* **WORK TO COMPLETE**
A) Print the passage from the article on loyalty points, starting with "And that’s what" and going on through "points or discounts?".
B) In the article on loyalty points, what descriptors for points appear in the sentence right after "Specifically — loyalty points."? List every one.
C) According to the article on loyalty points, how long after the launch of yuu Rewards were the structured experiments run?

* **PASSAGE TO READ**
·····
The Points Illusion

How Loyalty Rewards Outsell Discounts

Mark Sage - 11 min read - 29/03/2025

Conventional wisdom says the best way to drive sales is to cut prices. Give people a discount, and they’ll buy more. Right?

That’s what we thought — until we tested it.

What we found instead was that customers often spend more when you give them less. Not less product, but less value. Specifically — loyalty points. Tiny, future-facing, psychologically powerful.

Within promotional marketing, trade-driving discount activity — which is typically product or category-led — tends to dominate. It’s easier to understand (“sell more of this product”) and easier to fund (“get the supplier to pay for it”). We look down the promotional funnel at the product we want to sell, and work backwards to design the offer and messaging to sell it.

But products don’t sell themselves — they need a consumer to, well, consume them.

If we pause and look the other way up the funnel, we’ll see a customer there. Our aim as retailers (and as businesses) should be to maximise value both for, and from, that customer — not simply push product.

This is where points come into play. With points, you’re not discounting the current product or basket; you’re casting a spotlight on it. Making it part of a broader customer journey and a different customer led conversation.

The points earned don’t offset the cost of the current transaction — which means they don’t erode margin. Instead, points are inherently future-focused. They drive behaviour based on goals, tapping into the psychological principle of goal proximity — the closer we feel to a reward, the harder we work to get there.

Think of how we behave in a coffee stamp card program. When we’ve collected 1 out of 10 stamps, we’re passive. But when we’ve got 8 out of 10? Suddenly we’re finding reasons to go back — there’s a coffee with our name on it!

The same thing happens with loyalty points. When a bonus offer gets us closer to a reward — especially one we’ve already been working toward — it doesn’t just feel good. It makes us act. Increasing momentum and purchase behaviour with every basket.

And that’s what we saw in the data - points weren’t just compensation; they were momentum.

Which leads to a classic pricing question. What works better — points or discounts?

This was a question we wanted to answer at yuu Rewards.

So, we put it to the test!

One of the biggest advantages of running a loyalty program is the ability to test what really works. Unlike traditional promotions where results are often ambiguous, a loyalty ecosystem gives you the data and control to run experiments, measure customer behaviour, and refine strategies.

So, just six months after launching yuu Rewards, we ran a series of structured experiments with retailers in the programme to see how different types of promotional mechanics influenced behaviour.

The findings were both revealing, and at times, completely counterintuitive.

We tested two key use cases — acquiring new shoppers from across the wider coalition and increasing spend from existing customers. In both, we found that points, when used strategically, often outperformed discounts in driving both short-term and long-term revenue.

At first glance, discounts had the edge. They generated slightly higher response rates. But when we normalised for incremental revenue per targeted customer, a different story emerged.

Points consistently delivered higher incremental spend per engaged customer than discounts. While discounts encouraged more customers to act, they capped spending at lower levels. Customers redeemed the offer, but their baskets stayed modest.

Points, on the other hand, created a different dynamic. Customers who engaged spent more per visit, resulting in greater overall sales impact.

This pattern held across both acquisition and spend-stretch campaigns. But the spend-stretch test revealed something even more surprising.
·····
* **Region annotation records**
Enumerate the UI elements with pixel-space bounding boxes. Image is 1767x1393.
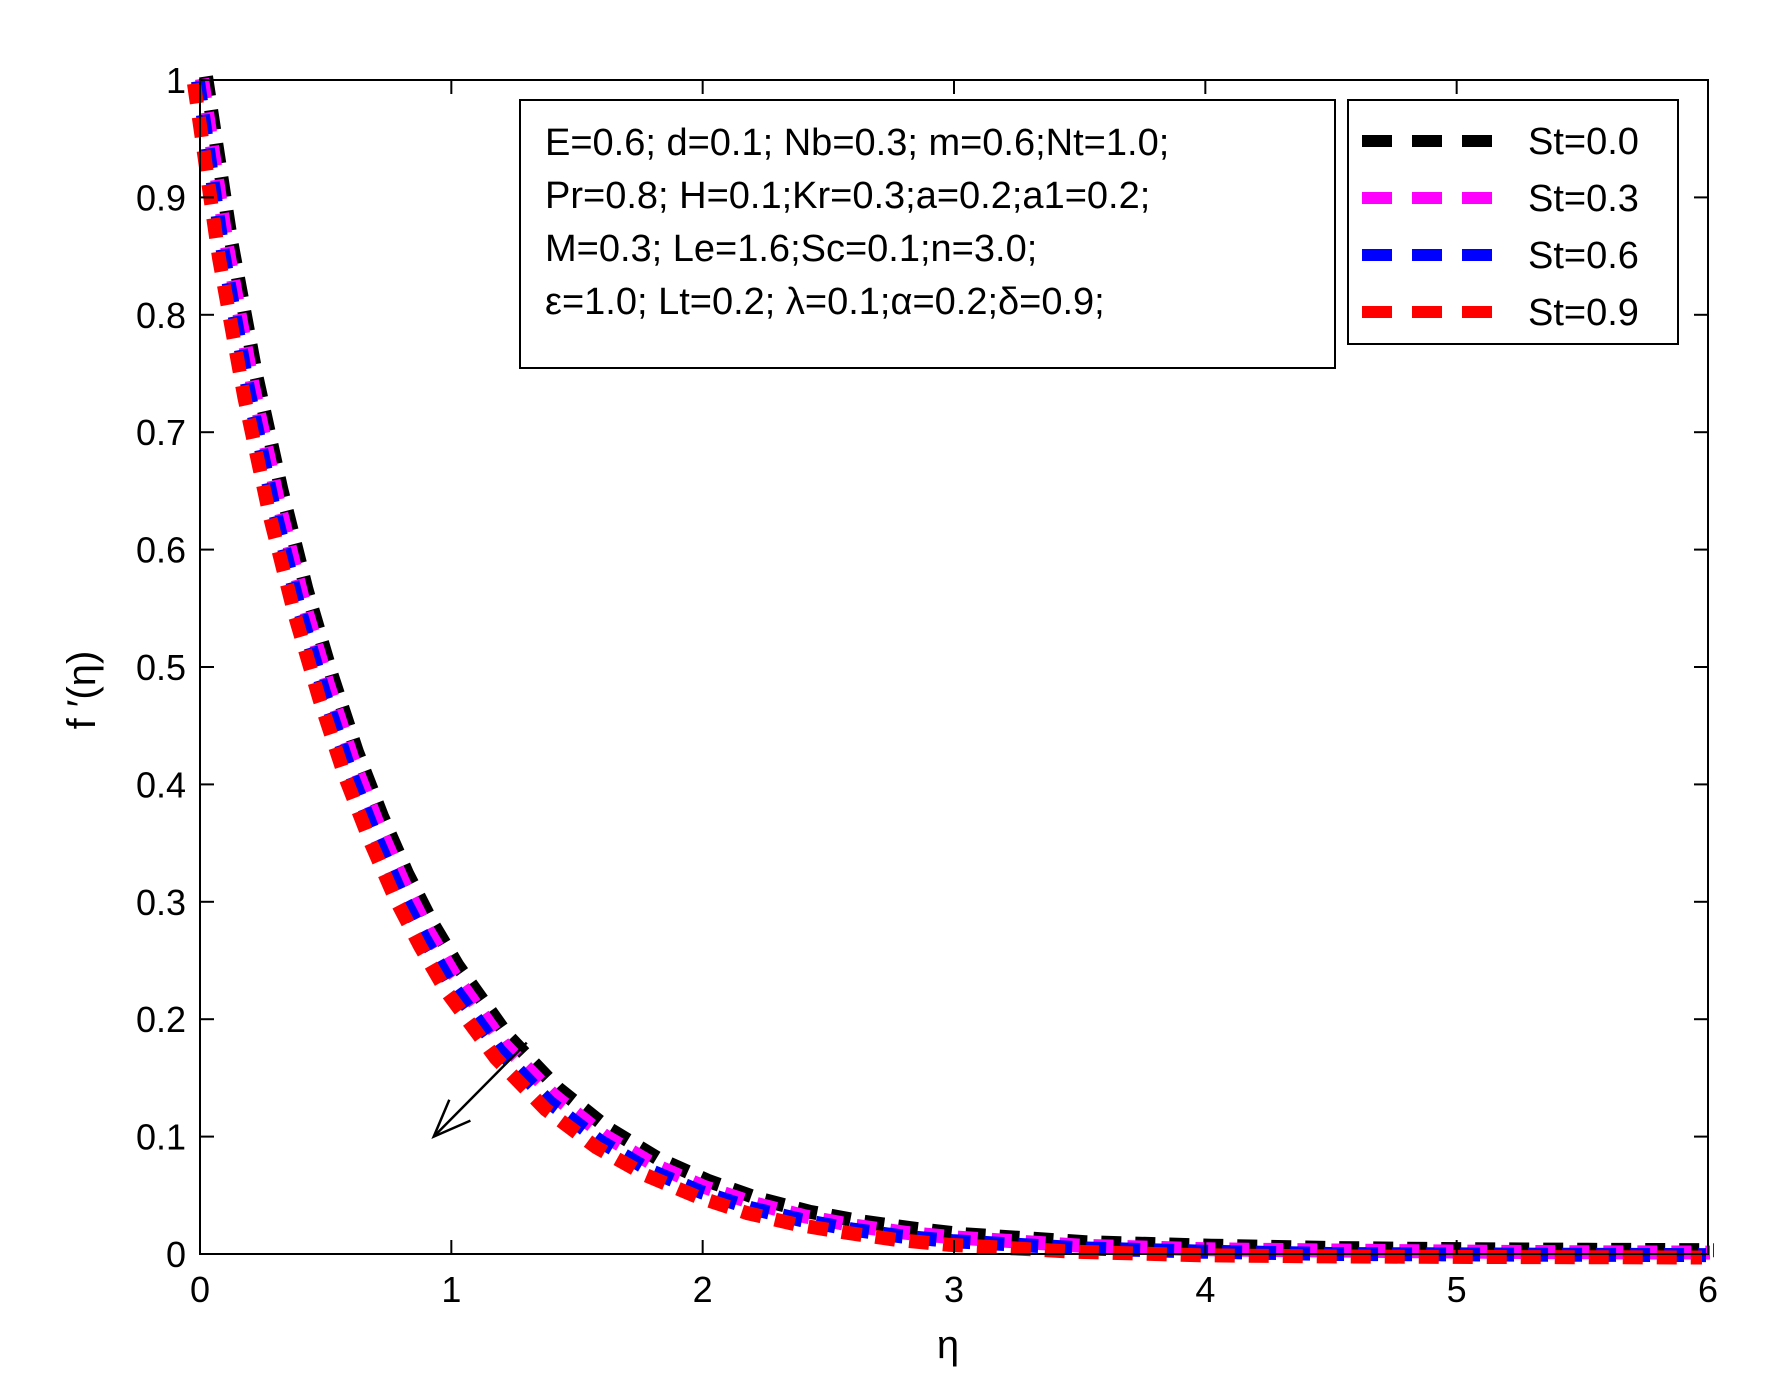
parameter-line-2: Pr=0.8; H=0.1;Kr=0.3;a=0.2;a1=0.2;: [545, 175, 1150, 217]
x-tick-label: 5: [1447, 1269, 1467, 1310]
ticks-layer: [199, 79, 1709, 1255]
arrow-shaft: [432, 1041, 528, 1138]
x-tick-label: 6: [1698, 1269, 1718, 1310]
y-tick-labels: 0 0.1 0.2 0.3 0.4 0.5 0.6 0.7 0.8 0.9 1: [136, 60, 186, 1275]
y-tick-label: 0.3: [136, 882, 186, 923]
legend: St=0.0 St=0.3 St=0.6 St=0.9: [1347, 99, 1679, 345]
x-tick-label: 3: [944, 1269, 964, 1310]
x-tick-labels: 0 1 2 3 4 5 6: [190, 1269, 1718, 1310]
y-tick-label: 0.8: [136, 295, 186, 336]
legend-label-3: St=0.9: [1528, 292, 1639, 334]
x-tick-label: 1: [441, 1269, 461, 1310]
parameters-box: E=0.6; d=0.1; Nb=0.3; m=0.6;Nt=1.0; Pr=0…: [519, 99, 1336, 369]
x-tick-label: 2: [693, 1269, 713, 1310]
legend-label-2: St=0.6: [1528, 235, 1639, 277]
y-tick-label: 1: [166, 60, 186, 101]
arrow-head: [431, 1099, 471, 1139]
parameters-box-frame: [519, 99, 1336, 369]
y-tick-label: 0.2: [136, 999, 186, 1040]
parameter-line-3: M=0.3; Le=1.6;Sc=0.1;n=3.0;: [545, 228, 1037, 270]
y-tick-label: 0.5: [136, 647, 186, 688]
arrow-annotation: [431, 1041, 528, 1139]
y-tick-label: 0.7: [136, 412, 186, 453]
legend-label-1: St=0.3: [1528, 178, 1639, 220]
y-tick-label: 0: [166, 1234, 186, 1275]
x-tick-label: 0: [190, 1269, 210, 1310]
y-tick-label: 0.9: [136, 177, 186, 218]
parameter-line-4: ε=1.0; Lt=0.2; λ=0.1;α=0.2;δ=0.9;: [545, 281, 1105, 323]
parameter-line-1: E=0.6; d=0.1; Nb=0.3; m=0.6;Nt=1.0;: [545, 122, 1169, 164]
legend-label-0: St=0.0: [1528, 121, 1639, 163]
y-tick-label: 0.4: [136, 764, 186, 805]
legend-frame: [1347, 99, 1679, 345]
y-axis-label: f ′(η): [60, 651, 104, 730]
y-tick-label: 0.1: [136, 1117, 186, 1158]
x-axis-label: η: [937, 1323, 959, 1367]
y-tick-label: 0.6: [136, 530, 186, 571]
x-tick-label: 4: [1195, 1269, 1215, 1310]
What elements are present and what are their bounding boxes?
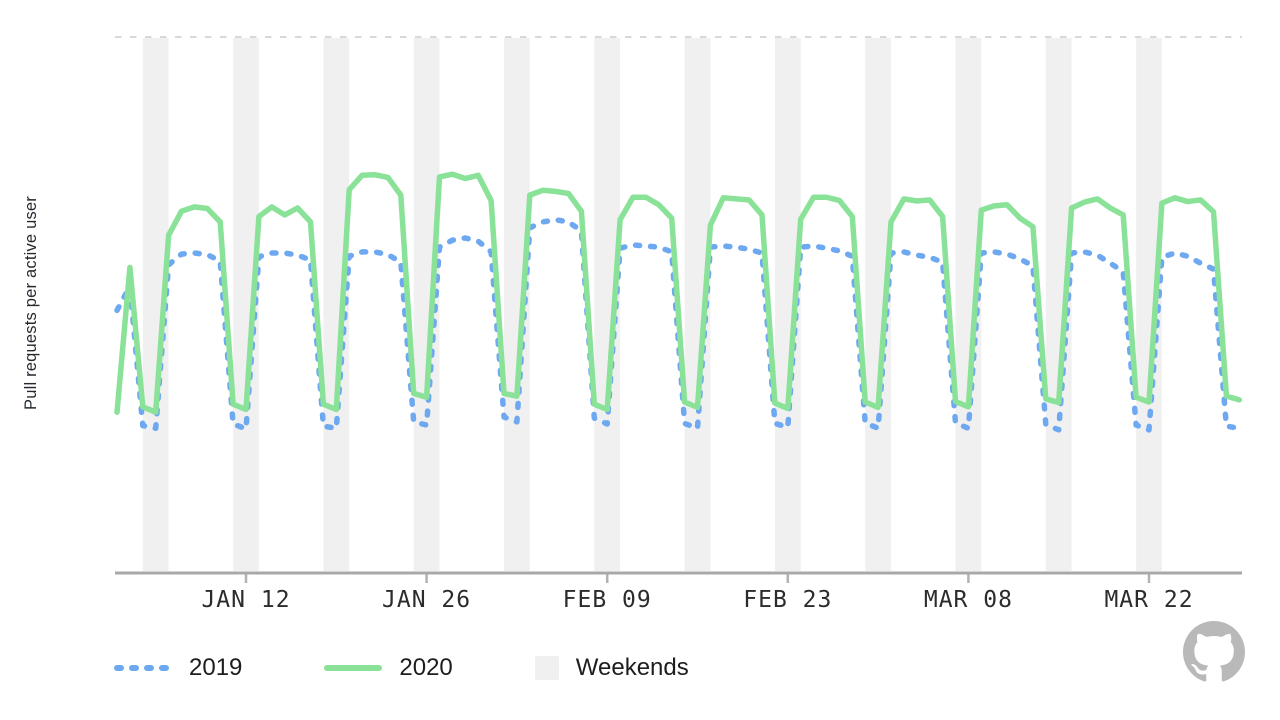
- x-axis-ticks: [244, 574, 1151, 583]
- x-tick-label: JAN 26: [382, 587, 471, 613]
- x-axis-tick-labels: JAN 12 JAN 26 FEB 09 FEB 23 MAR 08 MAR 22: [201, 587, 1193, 613]
- solid-line-swatch-icon: [324, 665, 383, 671]
- x-tick-label: MAR 08: [924, 587, 1013, 613]
- legend: 2019 2020 Weekends: [114, 650, 689, 686]
- legend-item-2020: 2020: [324, 654, 453, 682]
- legend-label-weekends: Weekends: [575, 654, 689, 681]
- weekend-bands: [142, 38, 1162, 571]
- legend-item-2019: 2019: [114, 654, 242, 682]
- series-2020-line: [114, 171, 1243, 415]
- x-tick-label: FEB 23: [743, 587, 832, 613]
- github-logo-icon: [1183, 621, 1245, 682]
- dashed-line-swatch-icon: [114, 665, 172, 671]
- legend-label-2020: 2020: [399, 654, 453, 681]
- weekend-swatch-icon: [534, 656, 559, 680]
- x-tick-label: MAR 22: [1104, 587, 1193, 613]
- x-tick-label: JAN 12: [201, 587, 290, 613]
- legend-item-weekends: Weekends: [534, 654, 689, 682]
- legend-label-2019: 2019: [189, 654, 243, 681]
- plot-area: JAN 12 JAN 26 FEB 09 FEB 23 MAR 08 MAR 22: [114, 36, 1243, 613]
- x-tick-label: FEB 09: [563, 587, 652, 613]
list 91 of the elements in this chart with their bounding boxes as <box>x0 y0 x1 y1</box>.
·····
* **SOLUTIONS IN ORDER**
A)
And that’s what we saw in the data - points weren’t just compensation; they were momentum.

Which leads to a classic pricing question. What works better — points or discounts?

B)
Tiny
Future-facing
Psychologically powerful

C) Six months after launching yuu Rewards.